— WORK TO BE COMPLETED —
Gather every line from the items below that contains the string "checkbox", treating uppercase and lowercase as different.

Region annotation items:
* * *

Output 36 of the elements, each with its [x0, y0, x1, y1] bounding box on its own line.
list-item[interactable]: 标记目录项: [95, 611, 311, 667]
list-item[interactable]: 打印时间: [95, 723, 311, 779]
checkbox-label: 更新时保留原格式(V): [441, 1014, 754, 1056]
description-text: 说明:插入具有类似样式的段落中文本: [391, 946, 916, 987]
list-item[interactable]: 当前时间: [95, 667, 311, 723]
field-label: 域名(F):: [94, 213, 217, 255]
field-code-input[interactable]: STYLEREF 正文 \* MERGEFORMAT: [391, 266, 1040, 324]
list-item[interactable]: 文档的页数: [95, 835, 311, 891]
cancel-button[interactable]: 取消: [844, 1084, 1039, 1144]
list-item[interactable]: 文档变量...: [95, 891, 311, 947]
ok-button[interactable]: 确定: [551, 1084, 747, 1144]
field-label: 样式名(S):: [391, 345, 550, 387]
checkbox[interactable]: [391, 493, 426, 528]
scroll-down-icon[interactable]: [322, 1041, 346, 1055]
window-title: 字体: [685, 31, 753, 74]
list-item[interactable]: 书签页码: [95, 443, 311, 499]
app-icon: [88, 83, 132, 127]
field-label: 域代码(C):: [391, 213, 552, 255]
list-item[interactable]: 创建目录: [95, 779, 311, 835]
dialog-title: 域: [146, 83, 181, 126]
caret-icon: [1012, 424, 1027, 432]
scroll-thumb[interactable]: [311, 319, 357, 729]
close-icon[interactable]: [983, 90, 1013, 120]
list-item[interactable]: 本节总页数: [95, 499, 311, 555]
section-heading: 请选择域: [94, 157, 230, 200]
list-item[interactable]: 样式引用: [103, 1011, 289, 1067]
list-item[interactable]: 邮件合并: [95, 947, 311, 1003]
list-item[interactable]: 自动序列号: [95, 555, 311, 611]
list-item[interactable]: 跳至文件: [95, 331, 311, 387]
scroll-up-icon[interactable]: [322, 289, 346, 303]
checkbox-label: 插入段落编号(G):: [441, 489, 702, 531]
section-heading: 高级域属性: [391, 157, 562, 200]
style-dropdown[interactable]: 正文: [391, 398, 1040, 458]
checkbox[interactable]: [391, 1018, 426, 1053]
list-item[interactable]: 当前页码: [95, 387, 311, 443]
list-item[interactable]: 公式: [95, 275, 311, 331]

* * *

— RESULT FOR THIS TASK —
checkbox-label: 更新时保留原格式(V): [441, 1014, 754, 1056]
checkbox[interactable]: [391, 493, 426, 528]
checkbox-label: 插入段落编号(G):: [441, 489, 702, 531]
checkbox[interactable]: [391, 1018, 426, 1053]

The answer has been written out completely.